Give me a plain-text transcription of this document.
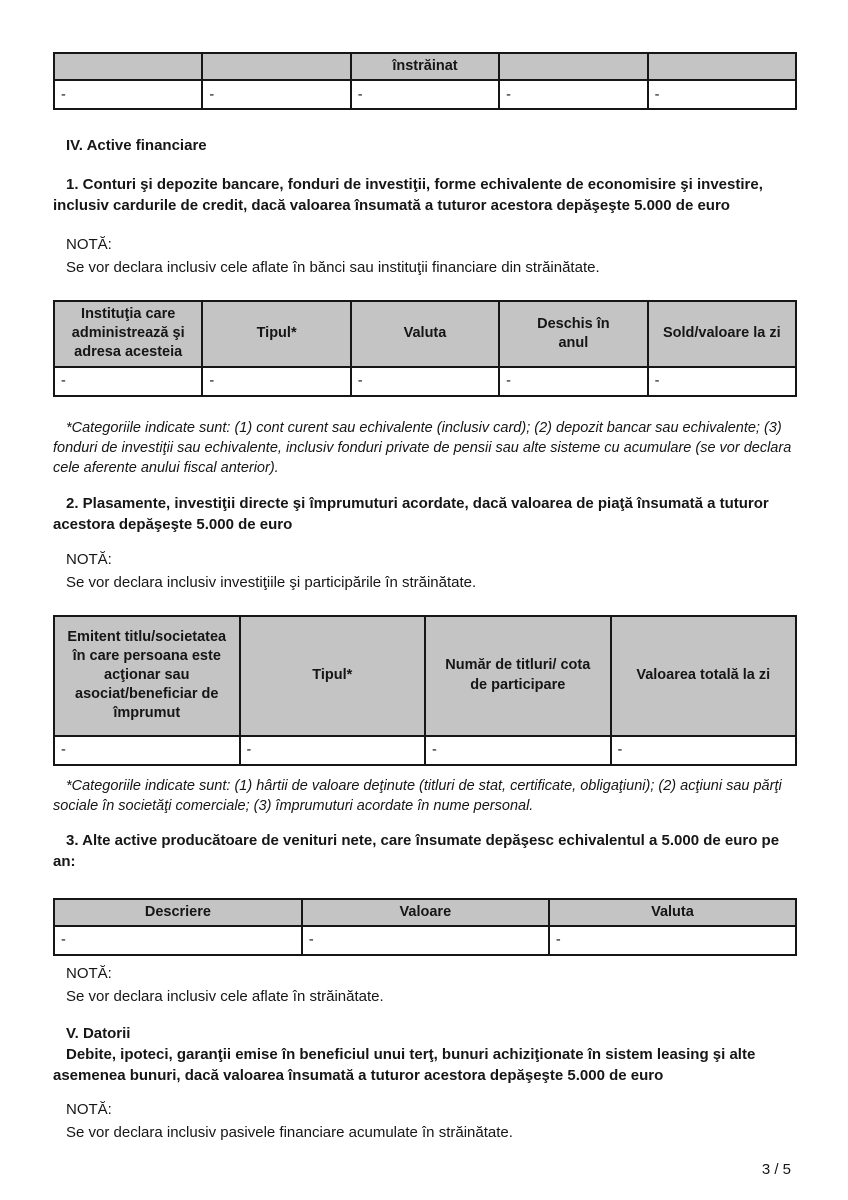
		înstrăinat		
-	-	-	-	-
IV. Active financiare

1. Conturi şi depozite bancare, fonduri de investiţii, forme echivalente de economisire şi investire, inclusiv cardurile de credit, dacă valoarea însumată a tuturor acestora depăşeşte 5.000 de euro

NOTĂ:
Se vor declara inclusiv cele aflate în bănci sau instituţii financiare din străinătate.
Instituţia care administrează şi adresa acesteia	Tipul*	Valuta	Deschis în anul	Sold/valoare la zi
-	-	-	-	-

*Categoriile indicate sunt: (1) cont curent sau echivalente (inclusiv card); (2) depozit bancar sau echivalente; (3) fonduri de investiţii sau echivalente, inclusiv fonduri private de pensii sau alte sisteme cu acumulare (se vor declara cele aferente anului fiscal anterior).

2. Plasamente, investiţii directe şi împrumuturi acordate, dacă valoarea de piaţă însumată a tuturor acestora depăşeşte 5.000 de euro

NOTĂ:
Se vor declara inclusiv investiţiile şi participările în străinătate.
Emitent titlu/societatea în care persoana este acţionar sau asociat/beneficiar de împrumut	Tipul*	Număr de titluri/ cota de participare	Valoarea totală la zi
-	-	-	-

*Categoriile indicate sunt: (1) hârtii de valoare deţinute (titluri de stat, certificate, obligaţiuni); (2) acţiuni sau părţi sociale în societăţi comerciale; (3) împrumuturi acordate în nume personal.

3. Alte active producătoare de venituri nete, care însumate depăşesc echivalentul a 5.000 de euro pe an:

Descriere	Valoare	Valuta
-	-	-
NOTĂ:
Se vor declara inclusiv cele aflate în străinătate.
V. Datorii

Debite, ipoteci, garanţii emise în beneficiul unui terţ, bunuri achiziţionate în sistem leasing şi alte asemenea bunuri, dacă valoarea însumată a tuturor acestora depăşeşte 5.000 de euro

NOTĂ:
Se vor declara inclusiv pasivele financiare acumulate în străinătate.
3 / 5
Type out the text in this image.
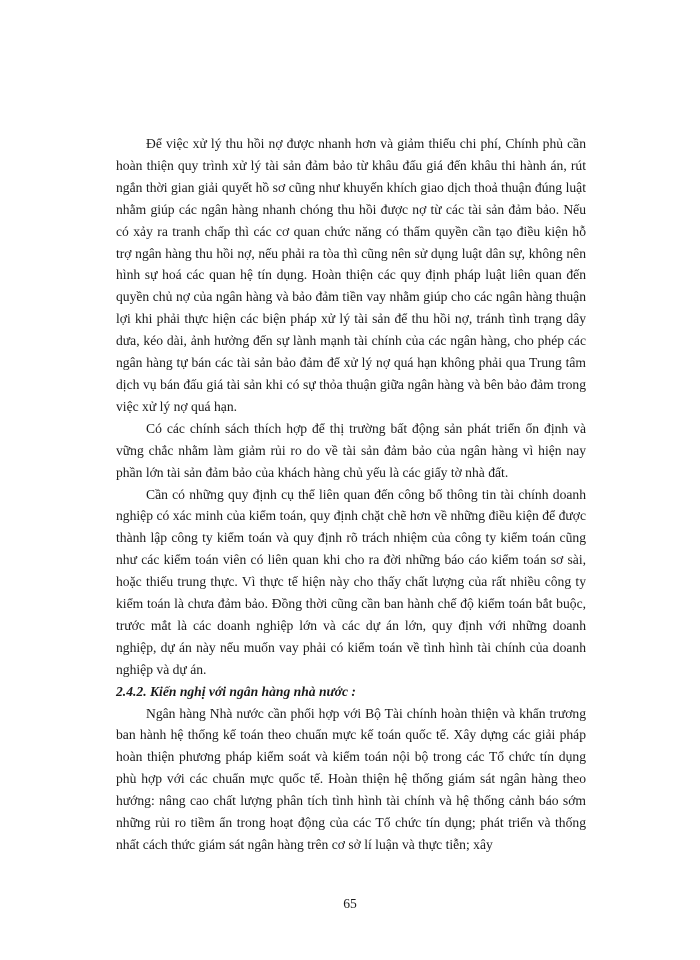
Để việc xử lý thu hồi nợ được nhanh hơn và giảm thiểu chi phí, Chính phủ cần hoàn thiện quy trình xử lý tài sản đảm bảo từ khâu đấu giá đến khâu thi hành án, rút ngắn thời gian giải quyết hồ sơ cũng như khuyến khích giao dịch thoả thuận đúng luật nhằm giúp các ngân hàng nhanh chóng thu hồi được nợ từ các tài sản đảm bảo. Nếu có xảy ra tranh chấp thì các cơ quan chức năng có thẩm quyền cần tạo điều kiện hỗ trợ ngân hàng thu hồi nợ, nếu phải ra tòa thì cũng nên sử dụng luật dân sự, không nên hình sự hoá các quan hệ tín dụng. Hoàn thiện các quy định pháp luật liên quan đến quyền chủ nợ của ngân hàng và bảo đảm tiền vay nhằm giúp cho các ngân hàng thuận lợi khi phải thực hiện các biện pháp xử lý tài sản để thu hồi nợ, tránh tình trạng dây dưa, kéo dài, ảnh hưởng đến sự lành mạnh tài chính của các ngân hàng, cho phép các ngân hàng tự bán các tài sản bảo đảm để xử lý nợ quá hạn không phải qua Trung tâm dịch vụ bán đấu giá tài sản khi có sự thỏa thuận giữa ngân hàng và bên bảo đảm trong việc xử lý nợ quá hạn.

Có các chính sách thích hợp để thị trường bất động sản phát triển ổn định và vững chắc nhằm làm giảm rủi ro do về tài sản đảm bảo của ngân hàng vì hiện nay phần lớn tài sản đảm bảo của khách hàng chủ yếu là các giấy tờ nhà đất.

Cần có những quy định cụ thể liên quan đến công bố thông tin tài chính doanh nghiệp có xác minh của kiểm toán, quy định chặt chẽ hơn về những điều kiện để được thành lập công ty kiểm toán và quy định rõ trách nhiệm của công ty kiểm toán cũng như các kiểm toán viên có liên quan khi cho ra đời những báo cáo kiểm toán sơ sài, hoặc thiếu trung thực. Vì thực tế hiện này cho thấy chất lượng của rất nhiều công ty kiểm toán là chưa đảm bảo. Đồng thời cũng cần ban hành chế độ kiểm toán bắt buộc, trước mắt là các doanh nghiệp lớn và các dự án lớn, quy định với những doanh nghiệp, dự án này nếu muốn vay phải có kiểm toán về tình hình tài chính của doanh nghiệp và dự án.

2.4.2. Kiến nghị với ngân hàng nhà nước :

Ngân hàng Nhà nước cần phối hợp với Bộ Tài chính hoàn thiện và khẩn trương ban hành hệ thống kế toán theo chuẩn mực kế toán quốc tế. Xây dựng các giải pháp hoàn thiện phương pháp kiểm soát và kiểm toán nội bộ trong các Tổ chức tín dụng phù hợp với các chuẩn mực quốc tế. Hoàn thiện hệ thống giám sát ngân hàng theo hướng: nâng cao chất lượng phân tích tình hình tài chính và hệ thống cảnh báo sớm những rủi ro tiềm ẩn trong hoạt động của các Tổ chức tín dụng; phát triển và thống nhất cách thức giám sát ngân hàng trên cơ sở lí luận và thực tiễn; xây

65
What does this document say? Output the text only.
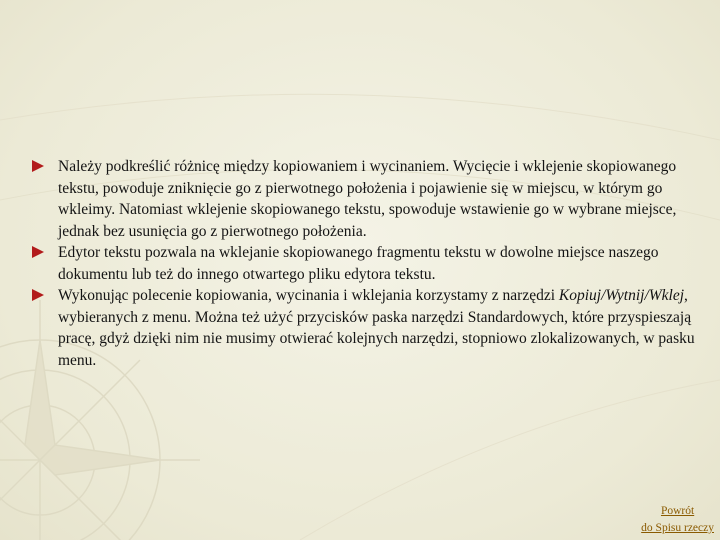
Należy podkreślić różnicę między kopiowaniem i wycinaniem. Wycięcie i wklejenie skopiowanego tekstu, powoduje zniknięcie go z pierwotnego położenia i pojawienie się w miejscu, w którym go wkleimy. Natomiast wklejenie skopiowanego tekstu, spowoduje wstawienie go w wybrane miejsce, jednak bez usunięcia go z pierwotnego położenia.
Edytor tekstu pozwala na wklejanie skopiowanego fragmentu tekstu w dowolne miejsce naszego dokumentu lub też do innego otwartego pliku edytora tekstu.
Wykonując polecenie kopiowania, wycinania i wklejania korzystamy z narzędzi Kopiuj/Wytnij/Wklej, wybieranych z menu. Można też użyć przycisków paska narzędzi Standardowych, które przyspieszają pracę, gdyż dzięki nim nie musimy otwierać kolejnych narzędzi, stopniowo zlokalizowanych, w pasku menu.
Powrót
do Spisu rzeczy
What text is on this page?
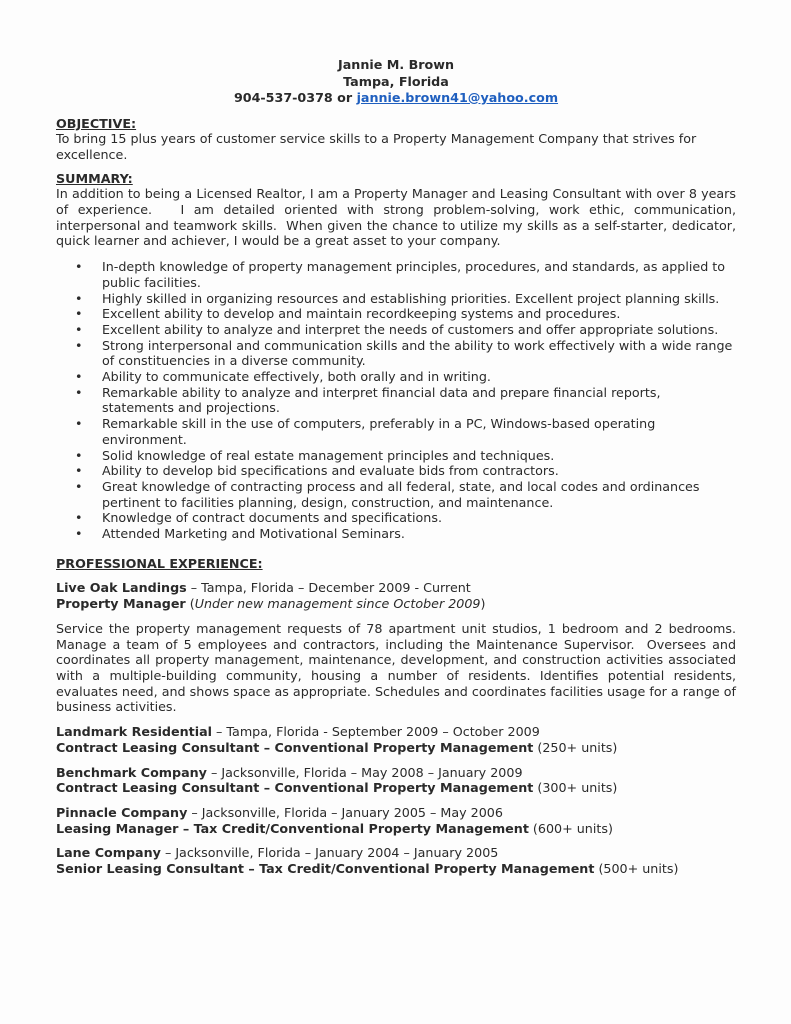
Jannie M. Brown
Tampa, Florida
904-537-0378 or jannie.brown41@yahoo.com
OBJECTIVE:

To bring 15 plus years of customer service skills to a Property Management Company that strives for excellence.

SUMMARY:

In addition to being a Licensed Realtor, I am a Property Manager and Leasing Consultant with over 8 years of experience.   I am detailed oriented with strong problem-solving, work ethic, communication, interpersonal and teamwork skills.  When given the chance to utilize my skills as a self-starter, dedicator, quick learner and achiever, I would be a great asset to your company.

• In-depth knowledge of property management principles, procedures, and standards, as applied to public facilities.
• Highly skilled in organizing resources and establishing priorities. Excellent project planning skills.
• Excellent ability to develop and maintain recordkeeping systems and procedures.
• Excellent ability to analyze and interpret the needs of customers and offer appropriate solutions.
• Strong interpersonal and communication skills and the ability to work effectively with a wide range of constituencies in a diverse community.
• Ability to communicate effectively, both orally and in writing.
• Remarkable ability to analyze and interpret financial data and prepare financial reports, statements and projections.
• Remarkable skill in the use of computers, preferably in a PC, Windows-based operating environment.
• Solid knowledge of real estate management principles and techniques.
• Ability to develop bid specifications and evaluate bids from contractors.
• Great knowledge of contracting process and all federal, state, and local codes and ordinances pertinent to facilities planning, design, construction, and maintenance.
• Knowledge of contract documents and specifications.
• Attended Marketing and Motivational Seminars.
PROFESSIONAL EXPERIENCE:
Live Oak Landings – Tampa, Florida – December 2009 - Current
Property Manager (Under new management since October 2009)

Service the property management requests of 78 apartment unit studios, 1 bedroom and 2 bedrooms. Manage a team of 5 employees and contractors, including the Maintenance Supervisor.  Oversees and coordinates all property management, maintenance, development, and construction activities associated with a multiple-building community, housing a number of residents. Identifies potential residents, evaluates need, and shows space as appropriate. Schedules and coordinates facilities usage for a range of business activities.

Landmark Residential – Tampa, Florida - September 2009 – October 2009
Contract Leasing Consultant – Conventional Property Management (250+ units)
Benchmark Company – Jacksonville, Florida – May 2008 – January 2009
Contract Leasing Consultant – Conventional Property Management (300+ units)
Pinnacle Company – Jacksonville, Florida – January 2005 – May 2006
Leasing Manager – Tax Credit/Conventional Property Management (600+ units)
Lane Company – Jacksonville, Florida – January 2004 – January 2005
Senior Leasing Consultant – Tax Credit/Conventional Property Management (500+ units)
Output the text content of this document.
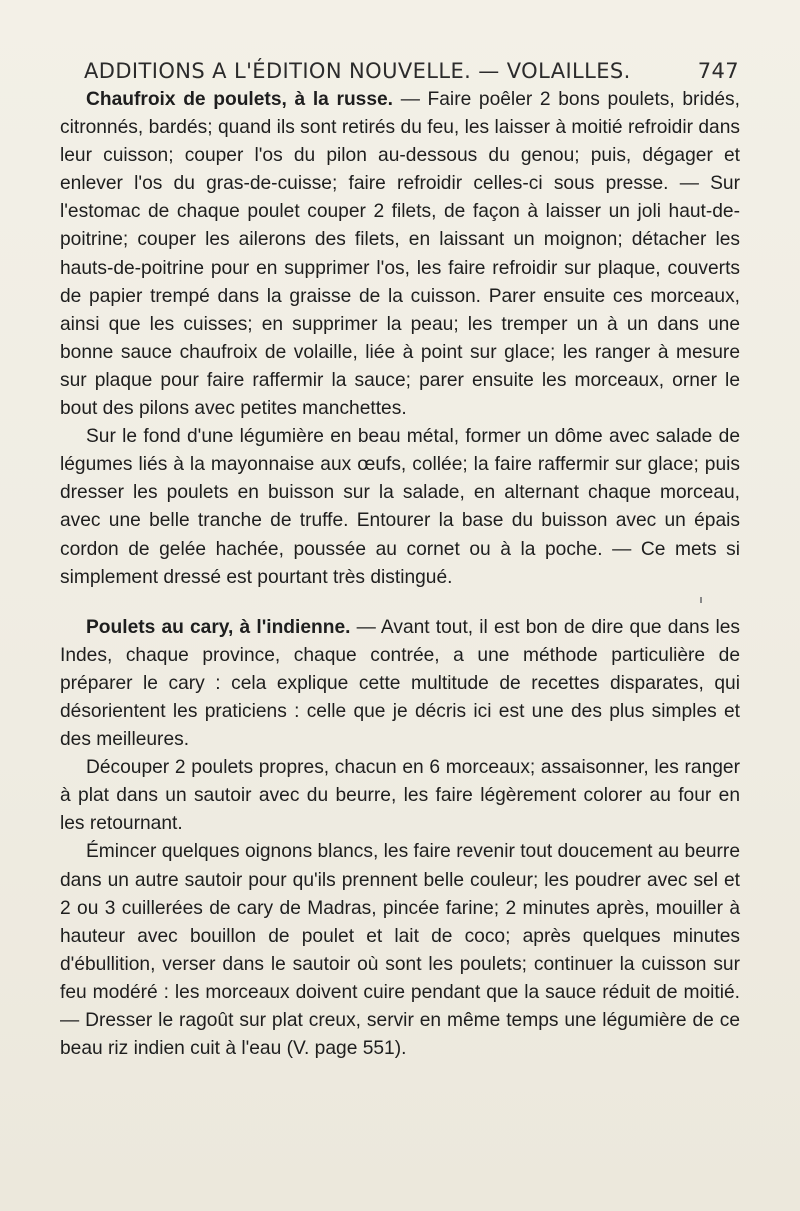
ADDITIONS A L'ÉDITION NOUVELLE. — VOLAILLES.	747

Chaufroix de poulets, à la russe. — Faire poêler 2 bons poulets, bridés, citronnés, bardés; quand ils sont retirés du feu, les laisser à moitié refroidir dans leur cuisson; couper l'os du pilon au-dessous du genou; puis, dégager et enlever l'os du gras-de-cuisse; faire refroidir celles-ci sous presse. — Sur l'estomac de chaque poulet couper 2 filets, de façon à laisser un joli haut-de-poitrine; couper les ailerons des filets, en laissant un moignon; détacher les hauts-de-poitrine pour en supprimer l'os, les faire refroidir sur plaque, couverts de papier trempé dans la graisse de la cuisson. Parer ensuite ces morceaux, ainsi que les cuisses; en supprimer la peau; les tremper un à un dans une bonne sauce chaufroix de volaille, liée à point sur glace; les ranger à mesure sur plaque pour faire raffermir la sauce; parer ensuite les morceaux, orner le bout des pilons avec petites manchettes.

Sur le fond d'une légumière en beau métal, former un dôme avec salade de légumes liés à la mayonnaise aux œufs, collée; la faire raffermir sur glace; puis dresser les poulets en buisson sur la salade, en alternant chaque morceau, avec une belle tranche de truffe. Entourer la base du buisson avec un épais cordon de gelée hachée, poussée au cornet ou à la poche. — Ce mets si simplement dressé est pourtant très distingué.

Poulets au cary, à l'indienne. — Avant tout, il est bon de dire que dans les Indes, chaque province, chaque contrée, a une méthode particulière de préparer le cary : cela explique cette multitude de recettes disparates, qui désorientent les praticiens : celle que je décris ici est une des plus simples et des meilleures.

Découper 2 poulets propres, chacun en 6 morceaux; assaisonner, les ranger à plat dans un sautoir avec du beurre, les faire légèrement colorer au four en les retournant.

Émincer quelques oignons blancs, les faire revenir tout doucement au beurre dans un autre sautoir pour qu'ils prennent belle couleur; les poudrer avec sel et 2 ou 3 cuillerées de cary de Madras, pincée farine; 2 minutes après, mouiller à hauteur avec bouillon de poulet et lait de coco; après quelques minutes d'ébullition, verser dans le sautoir où sont les poulets; continuer la cuisson sur feu modéré : les morceaux doivent cuire pendant que la sauce réduit de moitié. — Dresser le ragoût sur plat creux, servir en même temps une légumière de ce beau riz indien cuit à l'eau (V. page 551).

> **What you need to do**
Where a line contains "procedures", copy that line.

> **Task result**
• In-depth knowledge of property management principles, procedures, and standards, as applied to public facilities.
• Excellent ability to develop and maintain recordkeeping systems and procedures.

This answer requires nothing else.